■ TASK DIRECTIONS:
Where a line holds "Plate", copy it.

Extracted records:
* Begin *
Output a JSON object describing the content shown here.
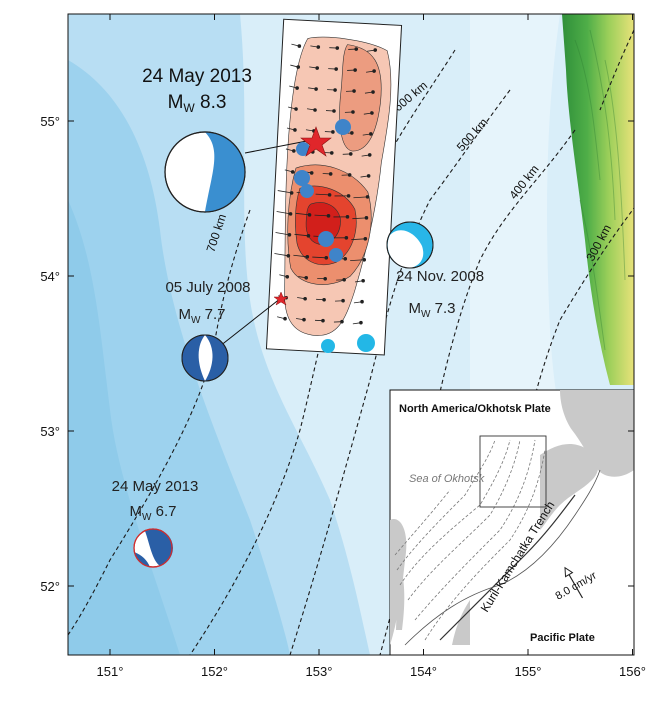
{
  "axes": {
    "lat_ticks": [
      {
        "label": "55°",
        "value": 55
      },
      {
        "label": "54°",
        "value": 54
      },
      {
        "label": "53°",
        "value": 53
      },
      {
        "label": "52°",
        "value": 52
      }
    ],
    "lon_ticks": [
      {
        "label": "151°",
        "value": 151
      },
      {
        "label": "152°",
        "value": 152
      },
      {
        "label": "153°",
        "value": 153
      },
      {
        "label": "154°",
        "value": 154
      },
      {
        "label": "155°",
        "value": 155
      },
      {
        "label": "156°",
        "value": 156
      }
    ]
  },
  "depth_contours": [
    {
      "label": "700 km"
    },
    {
      "label": "600 km"
    },
    {
      "label": "500 km"
    },
    {
      "label": "400 km"
    },
    {
      "label": "300 km"
    }
  ],
  "events": {
    "main": {
      "date": "24 May 2013",
      "magnitude": "8.3",
      "mag_prefix": "M",
      "mag_sub": "W",
      "marker": "red-star"
    },
    "e2008_july": {
      "date": "05 July 2008",
      "magnitude": "7.7",
      "mag_prefix": "M",
      "mag_sub": "W"
    },
    "e2008_nov": {
      "date": "24 Nov. 2008",
      "magnitude": "7.3",
      "mag_prefix": "M",
      "mag_sub": "W"
    },
    "e2013_small": {
      "date": "24 May 2013",
      "magnitude": "6.7",
      "mag_prefix": "M",
      "mag_sub": "W"
    }
  },
  "inset": {
    "plate_north": "North America/Okhotsk Plate",
    "sea": "Sea of Okhotsk",
    "trench": "Kuril-Kamchatka Trench",
    "velocity": "8.0 cm/yr",
    "plate_south": "Pacific Plate"
  },
  "colors": {
    "ocean_deep": "#8fcbea",
    "ocean_mid": "#b8def3",
    "ocean_light": "#d9eef9",
    "land_green": "#3f9e43",
    "land_yellow": "#e6e27a",
    "slip_low": "#f6c7b4",
    "slip_mid": "#ec8f6e",
    "slip_high": "#e4442e",
    "slip_max": "#d21f1b",
    "aftershock_blue": "#3f84c9",
    "aftershock_cyan": "#23b7e6",
    "beachball_blue": "#3a8fd0",
    "beachball_navy": "#2a5fa6",
    "star_red": "#e0262b"
  }
}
* End *
■ ANSWER TO THE TASK:
    "plate_north": "North America/Okhotsk Plate",
    "plate_south": "Pacific Plate"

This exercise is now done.